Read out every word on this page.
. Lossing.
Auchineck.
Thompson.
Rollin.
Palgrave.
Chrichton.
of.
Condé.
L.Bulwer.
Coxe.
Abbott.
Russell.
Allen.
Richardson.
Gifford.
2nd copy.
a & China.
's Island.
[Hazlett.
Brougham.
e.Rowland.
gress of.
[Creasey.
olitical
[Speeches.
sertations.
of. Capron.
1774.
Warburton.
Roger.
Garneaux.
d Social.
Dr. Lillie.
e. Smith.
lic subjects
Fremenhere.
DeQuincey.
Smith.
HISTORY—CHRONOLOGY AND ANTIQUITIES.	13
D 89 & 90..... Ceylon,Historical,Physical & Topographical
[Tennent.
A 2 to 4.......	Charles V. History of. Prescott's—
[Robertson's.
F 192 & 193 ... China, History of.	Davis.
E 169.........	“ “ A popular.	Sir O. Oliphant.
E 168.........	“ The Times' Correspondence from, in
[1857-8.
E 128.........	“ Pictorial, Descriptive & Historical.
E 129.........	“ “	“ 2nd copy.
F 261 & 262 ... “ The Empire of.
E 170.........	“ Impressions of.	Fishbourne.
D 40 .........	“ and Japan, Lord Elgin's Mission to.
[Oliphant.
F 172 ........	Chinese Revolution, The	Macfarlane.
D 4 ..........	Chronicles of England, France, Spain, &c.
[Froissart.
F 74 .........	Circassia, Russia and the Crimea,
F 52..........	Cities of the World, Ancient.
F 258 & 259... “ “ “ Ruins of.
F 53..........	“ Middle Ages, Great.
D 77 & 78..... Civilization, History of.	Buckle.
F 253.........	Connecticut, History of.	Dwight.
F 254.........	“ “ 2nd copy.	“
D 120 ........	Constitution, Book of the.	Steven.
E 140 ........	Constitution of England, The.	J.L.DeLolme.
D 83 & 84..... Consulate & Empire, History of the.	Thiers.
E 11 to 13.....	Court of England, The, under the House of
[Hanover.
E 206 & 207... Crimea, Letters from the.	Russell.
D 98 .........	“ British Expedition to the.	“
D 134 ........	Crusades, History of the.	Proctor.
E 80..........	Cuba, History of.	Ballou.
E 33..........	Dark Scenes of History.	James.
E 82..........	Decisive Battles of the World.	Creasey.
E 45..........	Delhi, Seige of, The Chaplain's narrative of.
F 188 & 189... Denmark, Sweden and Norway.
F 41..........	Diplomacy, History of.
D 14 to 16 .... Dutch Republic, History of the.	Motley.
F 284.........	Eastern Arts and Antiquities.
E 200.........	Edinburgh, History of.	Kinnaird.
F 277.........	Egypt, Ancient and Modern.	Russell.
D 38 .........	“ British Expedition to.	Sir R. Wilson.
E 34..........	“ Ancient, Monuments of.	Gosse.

▬▬▬

Every line of the records above needs to be given again exactly.

Read out every word on this page.
. Lossing.
Auchineck.
Thompson.
Rollin.
Palgrave.
Chrichton.
of.
Condé.
L.Bulwer.
Coxe.
Abbott.
Russell.
Allen.
Richardson.
Gifford.
2nd copy.
a & China.
's Island.
[Hazlett.
Brougham.
e.Rowland.
gress of.
[Creasey.
olitical
[Speeches.
sertations.
of. Capron.
1774.
Warburton.
Roger.
Garneaux.
d Social.
Dr. Lillie.
e. Smith.
lic subjects
Fremenhere.
DeQuincey.
Smith.
HISTORY—CHRONOLOGY AND ANTIQUITIES.	13
D 89 & 90..... Ceylon,Historical,Physical & Topographical
[Tennent.
A 2 to 4.......	Charles V. History of. Prescott's—
[Robertson's.
F 192 & 193 ... China, History of.	Davis.
E 169.........	“ “ A popular.	Sir O. Oliphant.
E 168.........	“ The Times' Correspondence from, in
[1857-8.
E 128.........	“ Pictorial, Descriptive & Historical.
E 129.........	“ “	“ 2nd copy.
F 261 & 262 ... “ The Empire of.
E 170.........	“ Impressions of.	Fishbourne.
D 40 .........	“ and Japan, Lord Elgin's Mission to.
[Oliphant.
F 172 ........	Chinese Revolution, The	Macfarlane.
D 4 ..........	Chronicles of England, France, Spain, &c.
[Froissart.
F 74 .........	Circassia, Russia and the Crimea,
F 52..........	Cities of the World, Ancient.
F 258 & 259... “ “ “ Ruins of.
F 53..........	“ Middle Ages, Great.
D 77 & 78..... Civilization, History of.	Buckle.
F 253.........	Connecticut, History of.	Dwight.
F 254.........	“ “ 2nd copy.	“
D 120 ........	Constitution, Book of the.	Steven.
E 140 ........	Constitution of England, The.	J.L.DeLolme.
D 83 & 84..... Consulate & Empire, History of the.	Thiers.
E 11 to 13.....	Court of England, The, under the House of
[Hanover.
E 206 & 207... Crimea, Letters from the.	Russell.
D 98 .........	“ British Expedition to the.	“
D 134 ........	Crusades, History of the.	Proctor.
E 80..........	Cuba, History of.	Ballou.
E 33..........	Dark Scenes of History.	James.
E 82..........	Decisive Battles of the World.	Creasey.
E 45..........	Delhi, Seige of, The Chaplain's narrative of.
F 188 & 189... Denmark, Sweden and Norway.
F 41..........	Diplomacy, History of.
D 14 to 16 .... Dutch Republic, History of the.	Motley.
F 284.........	Eastern Arts and Antiquities.
E 200.........	Edinburgh, History of.	Kinnaird.
F 277.........	Egypt, Ancient and Modern.	Russell.
D 38 .........	“ British Expedition to.	Sir R. Wilson.
E 34..........	“ Ancient, Monuments of.	Gosse.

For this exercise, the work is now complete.